> [Input for this task]
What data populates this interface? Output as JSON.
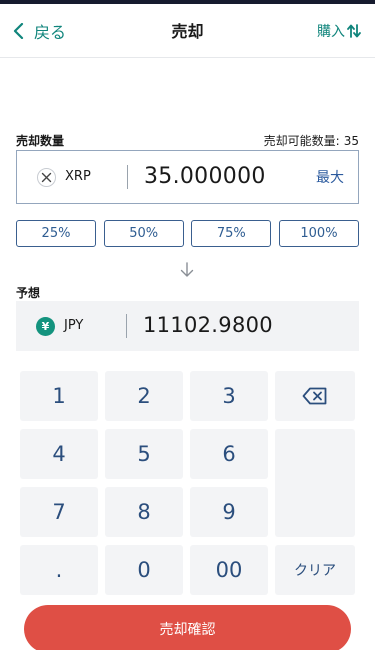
{
  "header": {
    "back_label": "戻る",
    "title": "売却",
    "buy_label": "購入"
  },
  "sell": {
    "quantity_label": "売却数量",
    "available_label": "売却可能数量:",
    "available_value": "35",
    "coin_icon": "xrp-icon",
    "coin_name": "XRP",
    "quantity_value": "35.000000",
    "max_label": "最大",
    "percent_buttons": [
      "25%",
      "50%",
      "75%",
      "100%"
    ]
  },
  "expected": {
    "label": "予想",
    "currency_icon": "yen-icon",
    "currency_symbol": "¥",
    "currency_name": "JPY",
    "value": "11102.9800"
  },
  "keypad": {
    "keys": [
      "1",
      "2",
      "3",
      "4",
      "5",
      "6",
      "7",
      "8",
      "9",
      ".",
      "0",
      "00"
    ],
    "clear_label": "クリア",
    "backspace_icon": "backspace-icon"
  },
  "confirm_label": "売却確認",
  "colors": {
    "accent_green": "#10857c",
    "primary_blue": "#2f5d92",
    "confirm_red": "#df4f45",
    "jpy_badge": "#14937e"
  }
}
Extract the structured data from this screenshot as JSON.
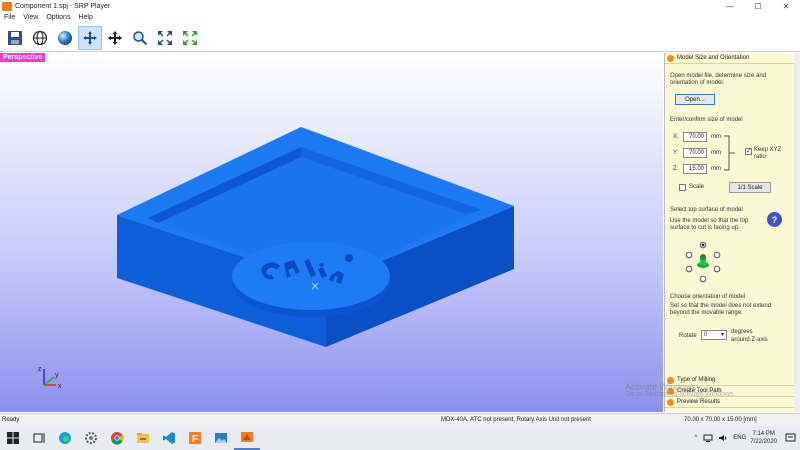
{
  "window": {
    "title": "Component 1.spj - SRP Player",
    "minimize": "—",
    "maximize": "☐",
    "close": "✕"
  },
  "menu": [
    "File",
    "View",
    "Options",
    "Help"
  ],
  "toolbar": {
    "icons": [
      "save-icon",
      "globe-icon",
      "sphere-render-icon",
      "pan-view-icon",
      "move-icon",
      "zoom-icon",
      "fit-view-icon",
      "fit-selection-icon"
    ],
    "active_index": 3
  },
  "viewport": {
    "label": "Perspective",
    "axes": {
      "z": "z",
      "x": "x",
      "y": "y"
    }
  },
  "panel": {
    "section1_title": "Model Size and Orientation",
    "open_desc": "Open model file, determine size and orientation of model.",
    "open_button": "Open...",
    "size_desc": "Enter/confirm size of model",
    "x_label": "X:",
    "x_value": "70.00",
    "x_unit": "mm",
    "y_label": "Y:",
    "y_value": "70.00",
    "y_unit": "mm",
    "z_label": "Z:",
    "z_value": "15.00",
    "z_unit": "mm",
    "keep_ratio": "Keep XYZ ratio",
    "scale_label": "Scale",
    "scale_button": "1/1 Scale",
    "top_surface_title": "Select top surface of model",
    "top_surface_desc": "Use the model so that the top surface to cut is facing up.",
    "orientation_title": "Choose orientation of model",
    "orientation_desc": "Set so that the model does not extend beyond the movable range.",
    "rotate_label": "Rotate",
    "rotate_value": "0",
    "rotate_unit_line1": "degrees",
    "rotate_unit_line2": "around Z-axis",
    "help_label": "?",
    "section2_title": "Type of Milling",
    "section3_title": "Create Tool Path",
    "section4_title": "Preview Results"
  },
  "statusbar": {
    "left": "Ready",
    "middle": "MDX-40A, ATC not present, Rotary Axis Unit not present",
    "right": "70.00 x 70.00 x 15.00 [mm]"
  },
  "watermark": {
    "line1": "Activate Windows",
    "line2": "Go to Settings to activate Windows."
  },
  "taskbar": {
    "icons": [
      "windows-start-icon",
      "task-view-icon",
      "edge-icon",
      "settings-icon",
      "chrome-icon",
      "file-explorer-icon",
      "vscode-icon",
      "foxit-icon",
      "photos-icon",
      "srp-player-icon"
    ],
    "language": "ENG",
    "time": "7:14 PM",
    "date": "7/22/2020",
    "tray_caret": "^"
  },
  "colors": {
    "model_blue": "#1a75f0",
    "model_dark": "#0d58d6",
    "label_pink": "#ff39c4",
    "panel_bg": "#fbf8d4"
  }
}
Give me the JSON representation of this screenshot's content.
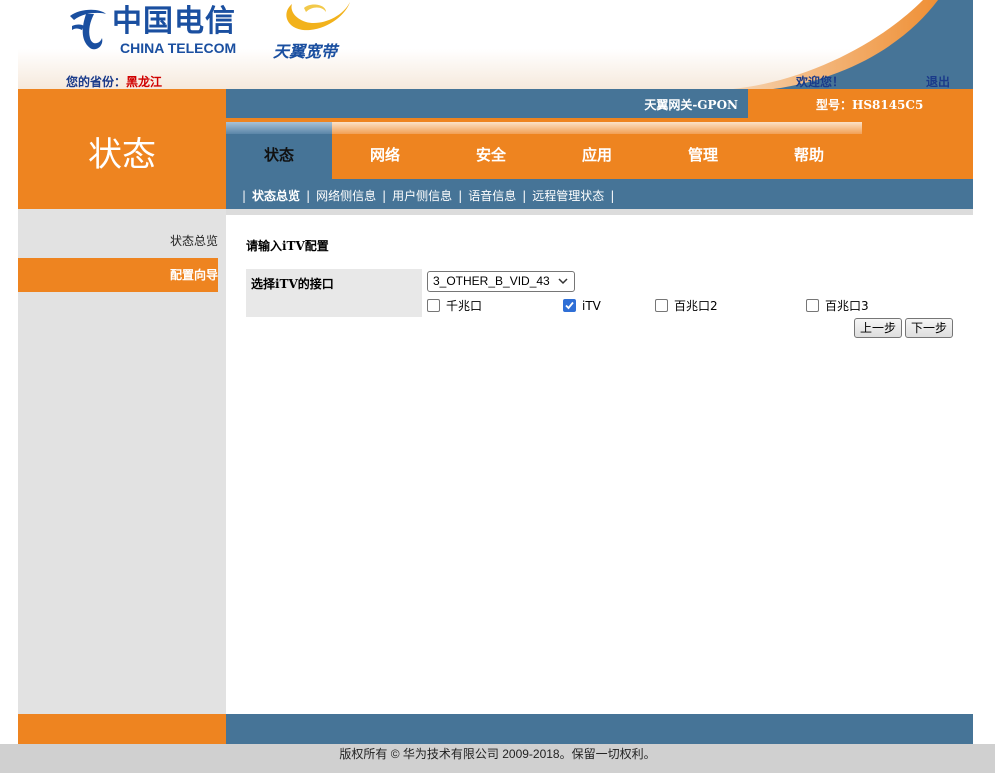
{
  "header": {
    "logo_cn": "中国电信",
    "logo_en": "CHINA TELECOM",
    "brand": "天翼宽带",
    "province_label": "您的省份：",
    "province_value": "黑龙江",
    "welcome": "欢迎您！",
    "logout": "退出"
  },
  "infobar": {
    "gateway": "天翼网关-GPON",
    "model": "型号：HS8145C5"
  },
  "left_title": "状态",
  "tabs": [
    {
      "label": "状态",
      "active": true
    },
    {
      "label": "网络",
      "active": false
    },
    {
      "label": "安全",
      "active": false
    },
    {
      "label": "应用",
      "active": false
    },
    {
      "label": "管理",
      "active": false
    },
    {
      "label": "帮助",
      "active": false
    }
  ],
  "subnav": [
    {
      "label": "状态总览",
      "active": true
    },
    {
      "label": "网络侧信息",
      "active": false
    },
    {
      "label": "用户侧信息",
      "active": false
    },
    {
      "label": "语音信息",
      "active": false
    },
    {
      "label": "远程管理状态",
      "active": false
    }
  ],
  "sidebar": {
    "items": [
      {
        "label": "状态总览",
        "active": false
      },
      {
        "label": "配置向导",
        "active": true
      }
    ]
  },
  "main": {
    "title": "请输入iTV配置",
    "iface_label": "选择iTV的接口",
    "iface_select": "3_OTHER_B_VID_43",
    "checkboxes": [
      {
        "label": "千兆口",
        "checked": false
      },
      {
        "label": "iTV",
        "checked": true
      },
      {
        "label": "百兆口2",
        "checked": false
      },
      {
        "label": "百兆口3",
        "checked": false
      }
    ],
    "prev_button": "上一步",
    "next_button": "下一步"
  },
  "footer": {
    "copyright": "版权所有 © 华为技术有限公司 2009-2018。保留一切权利。"
  },
  "colors": {
    "orange": "#ee8420",
    "steel_blue": "#467497",
    "logo_blue": "#1a4fa0"
  }
}
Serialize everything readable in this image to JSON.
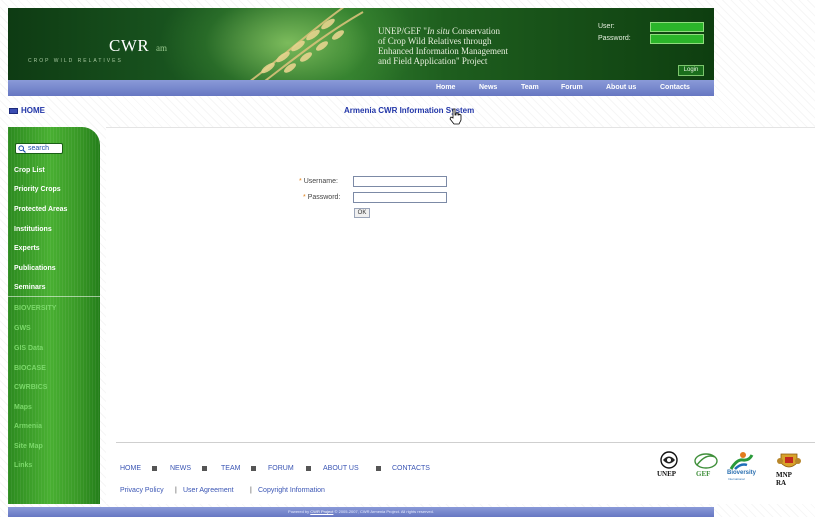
{
  "header": {
    "logo_text": "CWR",
    "logo_suffix": "am",
    "logo_tagline": "CROP WILD RELATIVES",
    "project_title_prefix": "UNEP/GEF \"",
    "project_title_emphasis": "In situ",
    "project_title_rest_1": " Conservation",
    "project_title_line_2": "of Crop Wild Relatives through",
    "project_title_line_3": "Enhanced Information Management",
    "project_title_line_4": "and Field Application\" Project",
    "user_label": "User:",
    "password_label": "Password:",
    "login_button": "Login"
  },
  "nav": {
    "items": [
      "Home",
      "News",
      "Team",
      "Forum",
      "About us",
      "Contacts"
    ]
  },
  "breadcrumb": {
    "label": "HOME"
  },
  "page_title": "Armenia CWR Information System",
  "sidebar": {
    "search_label": "search",
    "primary_items": [
      "Crop List",
      "Priority Crops",
      "Protected Areas",
      "Institutions",
      "Experts",
      "Publications",
      "Seminars"
    ],
    "secondary_items": [
      "BIOVERSITY",
      "GWS",
      "GIS Data",
      "BIOCASE",
      "CWRBICS",
      "Maps",
      "Armenia",
      "Site Map",
      "Links"
    ]
  },
  "login_form": {
    "required_marker": "*",
    "username_label": "Username:",
    "password_label": "Password:",
    "username_value": "",
    "password_value": "",
    "ok_button": "OK"
  },
  "footer": {
    "links": [
      "HOME",
      "NEWS",
      "TEAM",
      "FORUM",
      "ABOUT US",
      "CONTACTS"
    ],
    "legal_links": [
      "Privacy Policy",
      "User Agreement",
      "Copyright Information"
    ],
    "legal_separator": "|",
    "partners": [
      "UNEP",
      "GEF",
      "Bioversity",
      "MNP RA"
    ],
    "bioversity_sub": "International",
    "powered_by_prefix": "Powered by",
    "powered_by_link": "CWR Project",
    "powered_by_suffix": "© 2005-2007, CWR Armenia Project. All rights reserved."
  },
  "colors": {
    "nav_bar": "#7585cc",
    "sidebar_green": "#3ea82a",
    "banner_green": "#1c5b22",
    "link_blue": "#2236a8"
  }
}
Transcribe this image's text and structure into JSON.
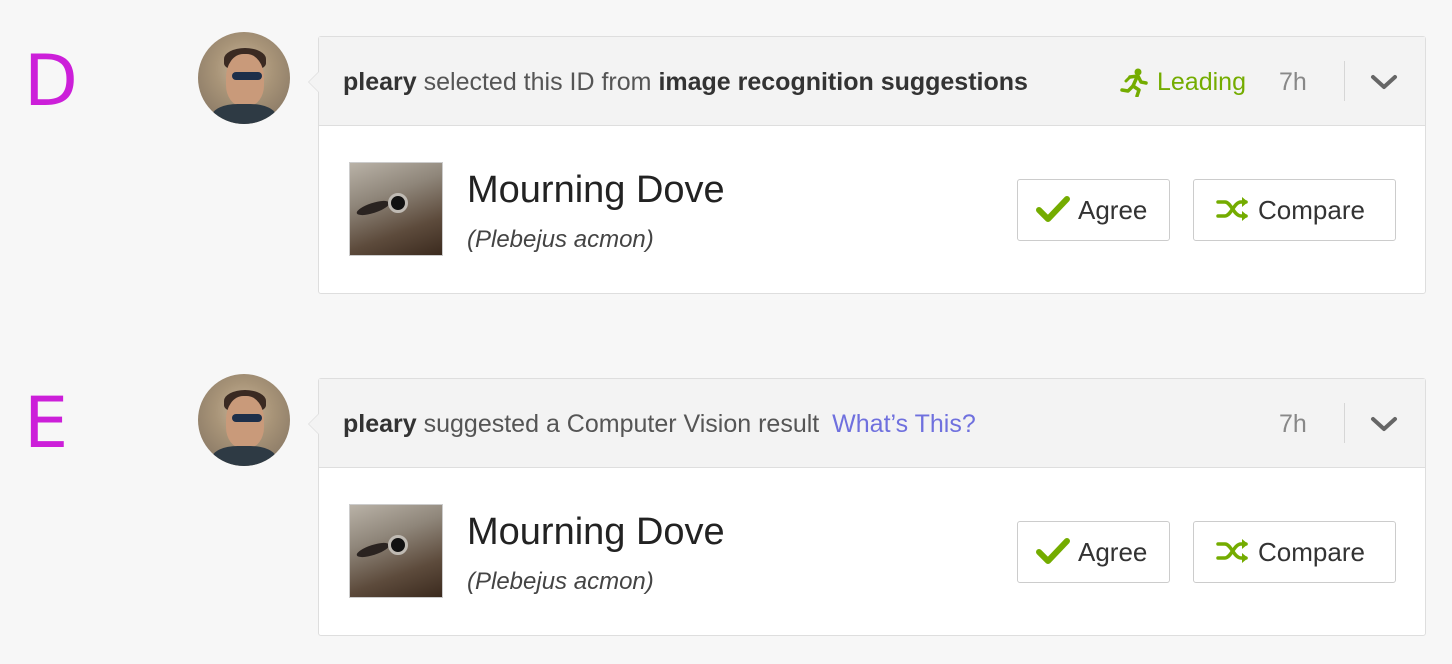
{
  "identifications": [
    {
      "variant_label": "D",
      "user": "pleary",
      "action_text": "selected this ID from",
      "source_text": "image recognition suggestions",
      "status": "Leading",
      "time": "7h",
      "taxon": {
        "common_name": "Mourning Dove",
        "scientific_name": "(Plebejus acmon)"
      },
      "buttons": {
        "agree": "Agree",
        "compare": "Compare"
      }
    },
    {
      "variant_label": "E",
      "user": "pleary",
      "action_text": "suggested a Computer Vision result",
      "link_text": "What’s This?",
      "time": "7h",
      "taxon": {
        "common_name": "Mourning Dove",
        "scientific_name": "(Plebejus acmon)"
      },
      "buttons": {
        "agree": "Agree",
        "compare": "Compare"
      }
    }
  ],
  "colors": {
    "variant_label": "#cc1fd9",
    "leading": "#74ac00",
    "link": "#6f70de",
    "check": "#74ac00"
  },
  "icons": [
    "running-person-icon",
    "chevron-down-icon",
    "checkmark-icon",
    "shuffle-icon"
  ]
}
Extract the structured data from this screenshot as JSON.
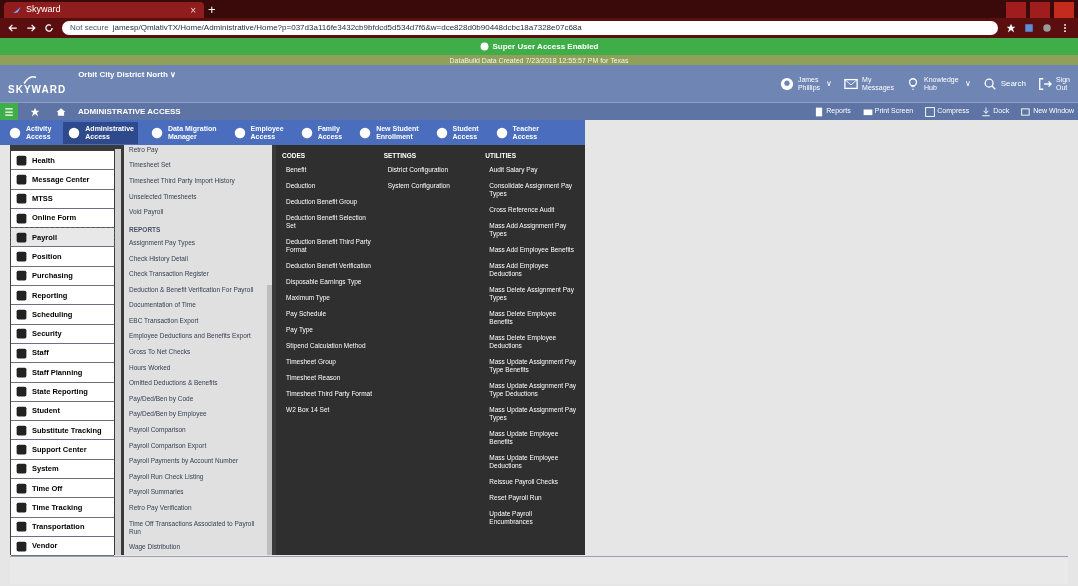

> [Exercise directions]
Copy down every line of the entries containing the word "that".

> [Solution to this problem]
    "top_surface_desc": "Use the model so that the top surface to cut is facing up.",
    "orientation_desc": "Set so that the model does not extend beyond the movable range.",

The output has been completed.